▶ **MATERIAL SUPPLIED**:
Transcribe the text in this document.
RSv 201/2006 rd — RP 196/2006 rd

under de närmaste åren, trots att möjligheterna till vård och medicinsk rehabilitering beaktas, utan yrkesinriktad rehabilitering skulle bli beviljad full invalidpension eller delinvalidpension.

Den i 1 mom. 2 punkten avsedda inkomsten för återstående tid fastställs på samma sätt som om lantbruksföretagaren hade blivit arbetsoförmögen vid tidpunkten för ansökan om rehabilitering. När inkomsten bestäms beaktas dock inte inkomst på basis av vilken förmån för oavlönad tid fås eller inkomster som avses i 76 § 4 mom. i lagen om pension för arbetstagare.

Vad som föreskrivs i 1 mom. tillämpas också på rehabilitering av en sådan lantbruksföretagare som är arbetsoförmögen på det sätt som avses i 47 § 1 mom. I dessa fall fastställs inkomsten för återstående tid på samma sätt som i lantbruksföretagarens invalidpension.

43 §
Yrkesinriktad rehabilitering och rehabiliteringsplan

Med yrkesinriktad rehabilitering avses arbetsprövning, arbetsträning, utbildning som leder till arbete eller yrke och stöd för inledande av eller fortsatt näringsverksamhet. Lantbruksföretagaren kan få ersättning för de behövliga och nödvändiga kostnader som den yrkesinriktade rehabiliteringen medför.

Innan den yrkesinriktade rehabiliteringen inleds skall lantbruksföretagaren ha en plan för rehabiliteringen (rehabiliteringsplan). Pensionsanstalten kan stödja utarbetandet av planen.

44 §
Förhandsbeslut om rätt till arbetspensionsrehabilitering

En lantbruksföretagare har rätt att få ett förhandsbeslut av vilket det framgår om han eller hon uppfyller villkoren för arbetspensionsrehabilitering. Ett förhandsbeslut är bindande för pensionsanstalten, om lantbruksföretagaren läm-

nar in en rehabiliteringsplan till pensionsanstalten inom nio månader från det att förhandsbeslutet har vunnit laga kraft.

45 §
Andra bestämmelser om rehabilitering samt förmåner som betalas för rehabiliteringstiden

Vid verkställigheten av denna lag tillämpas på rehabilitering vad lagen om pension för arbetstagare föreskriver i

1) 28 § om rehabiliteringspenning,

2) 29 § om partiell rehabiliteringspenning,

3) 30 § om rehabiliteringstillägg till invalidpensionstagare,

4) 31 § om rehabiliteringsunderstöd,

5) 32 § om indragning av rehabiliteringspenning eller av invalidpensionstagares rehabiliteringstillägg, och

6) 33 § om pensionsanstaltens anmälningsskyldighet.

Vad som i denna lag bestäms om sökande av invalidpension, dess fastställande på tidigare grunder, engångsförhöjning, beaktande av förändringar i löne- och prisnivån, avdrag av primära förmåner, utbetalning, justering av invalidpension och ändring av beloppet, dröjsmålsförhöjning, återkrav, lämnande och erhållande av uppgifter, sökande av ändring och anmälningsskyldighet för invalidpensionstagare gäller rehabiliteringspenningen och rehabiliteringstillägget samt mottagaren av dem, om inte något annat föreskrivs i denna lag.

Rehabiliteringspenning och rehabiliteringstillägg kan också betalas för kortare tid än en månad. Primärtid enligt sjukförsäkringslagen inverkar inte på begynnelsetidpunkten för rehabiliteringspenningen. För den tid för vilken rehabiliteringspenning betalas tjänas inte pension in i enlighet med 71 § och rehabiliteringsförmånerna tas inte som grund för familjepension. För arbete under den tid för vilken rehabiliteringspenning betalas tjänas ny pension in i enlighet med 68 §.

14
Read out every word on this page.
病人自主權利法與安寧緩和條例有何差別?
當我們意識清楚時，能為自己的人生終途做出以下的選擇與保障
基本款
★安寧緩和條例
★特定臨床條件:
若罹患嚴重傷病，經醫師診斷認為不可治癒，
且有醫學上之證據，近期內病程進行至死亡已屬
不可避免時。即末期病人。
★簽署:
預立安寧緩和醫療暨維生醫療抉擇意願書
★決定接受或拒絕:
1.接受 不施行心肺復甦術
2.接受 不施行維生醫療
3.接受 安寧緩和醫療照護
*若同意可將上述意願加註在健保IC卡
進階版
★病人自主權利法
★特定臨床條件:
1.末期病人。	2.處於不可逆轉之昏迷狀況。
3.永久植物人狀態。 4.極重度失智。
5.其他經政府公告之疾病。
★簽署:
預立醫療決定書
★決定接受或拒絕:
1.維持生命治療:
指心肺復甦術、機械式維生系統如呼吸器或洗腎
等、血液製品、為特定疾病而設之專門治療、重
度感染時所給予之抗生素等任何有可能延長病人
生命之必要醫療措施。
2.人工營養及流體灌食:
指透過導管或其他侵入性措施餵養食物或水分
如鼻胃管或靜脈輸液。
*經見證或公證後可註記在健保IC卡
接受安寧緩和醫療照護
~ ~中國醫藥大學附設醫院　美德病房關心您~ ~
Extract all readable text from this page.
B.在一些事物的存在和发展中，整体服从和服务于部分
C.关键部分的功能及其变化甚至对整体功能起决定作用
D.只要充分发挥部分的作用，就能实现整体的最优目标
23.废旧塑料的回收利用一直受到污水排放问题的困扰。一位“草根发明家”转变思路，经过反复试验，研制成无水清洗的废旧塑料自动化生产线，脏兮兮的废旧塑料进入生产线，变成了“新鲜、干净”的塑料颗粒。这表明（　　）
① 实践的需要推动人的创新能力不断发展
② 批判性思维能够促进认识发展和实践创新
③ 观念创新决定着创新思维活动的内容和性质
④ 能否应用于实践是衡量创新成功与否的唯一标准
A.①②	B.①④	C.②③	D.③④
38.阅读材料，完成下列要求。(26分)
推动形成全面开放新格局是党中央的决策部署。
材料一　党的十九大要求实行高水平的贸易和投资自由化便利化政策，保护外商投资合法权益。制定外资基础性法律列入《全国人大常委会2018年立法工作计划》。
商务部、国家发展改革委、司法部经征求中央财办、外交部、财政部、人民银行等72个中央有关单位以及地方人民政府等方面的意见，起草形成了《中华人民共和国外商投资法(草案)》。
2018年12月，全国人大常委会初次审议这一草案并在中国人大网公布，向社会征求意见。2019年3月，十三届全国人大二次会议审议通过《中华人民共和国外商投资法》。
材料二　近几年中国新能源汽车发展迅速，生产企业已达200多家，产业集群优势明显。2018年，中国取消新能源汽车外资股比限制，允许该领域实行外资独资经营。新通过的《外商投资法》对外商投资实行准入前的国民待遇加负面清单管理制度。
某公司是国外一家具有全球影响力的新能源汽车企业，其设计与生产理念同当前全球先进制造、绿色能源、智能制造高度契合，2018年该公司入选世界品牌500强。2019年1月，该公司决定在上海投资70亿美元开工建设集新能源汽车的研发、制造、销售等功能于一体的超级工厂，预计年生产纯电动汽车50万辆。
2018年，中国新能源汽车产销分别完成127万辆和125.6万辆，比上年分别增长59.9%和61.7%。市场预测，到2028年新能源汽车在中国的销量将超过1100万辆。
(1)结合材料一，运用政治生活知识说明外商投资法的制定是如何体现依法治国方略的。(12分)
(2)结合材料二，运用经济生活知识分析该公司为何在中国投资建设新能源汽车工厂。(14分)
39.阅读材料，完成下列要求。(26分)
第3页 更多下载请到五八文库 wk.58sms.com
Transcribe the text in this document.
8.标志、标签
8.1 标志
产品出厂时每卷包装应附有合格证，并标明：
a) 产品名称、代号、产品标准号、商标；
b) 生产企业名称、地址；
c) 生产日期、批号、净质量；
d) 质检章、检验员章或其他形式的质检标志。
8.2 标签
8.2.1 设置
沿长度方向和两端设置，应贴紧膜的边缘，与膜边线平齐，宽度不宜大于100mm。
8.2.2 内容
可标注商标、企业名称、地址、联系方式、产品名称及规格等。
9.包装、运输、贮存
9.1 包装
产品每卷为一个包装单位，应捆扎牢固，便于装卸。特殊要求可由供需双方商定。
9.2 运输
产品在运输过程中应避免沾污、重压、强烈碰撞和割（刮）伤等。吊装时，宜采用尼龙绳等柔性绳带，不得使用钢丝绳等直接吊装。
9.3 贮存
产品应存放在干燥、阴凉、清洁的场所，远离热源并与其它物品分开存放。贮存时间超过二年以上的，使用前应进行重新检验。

▶ **INSTRUCTION**:
Select every line of the records holding the string "samt".

▶ **EXERCISE ANSWER**:
Andra bestämmelser om rehabilitering samt förmåner som betalas för rehabiliteringstiden
Vad som i denna lag bestäms om sökande av invalidpension, dess fastställande på tidigare grunder, engångsförhöjning, beaktande av förändringar i löne- och prisnivån, avdrag av primära förmåner, utbetalning, justering av invalidpension och ändring av beloppet, dröjsmålsförhöjning, återkrav, lämnande och erhållande av uppgifter, sökande av ändring och anmälningsskyldighet för invalidpensionstagare gäller rehabiliteringspenningen och rehabiliteringstillägget samt mottagaren av dem, om inte något annat föreskrivs i denna lag.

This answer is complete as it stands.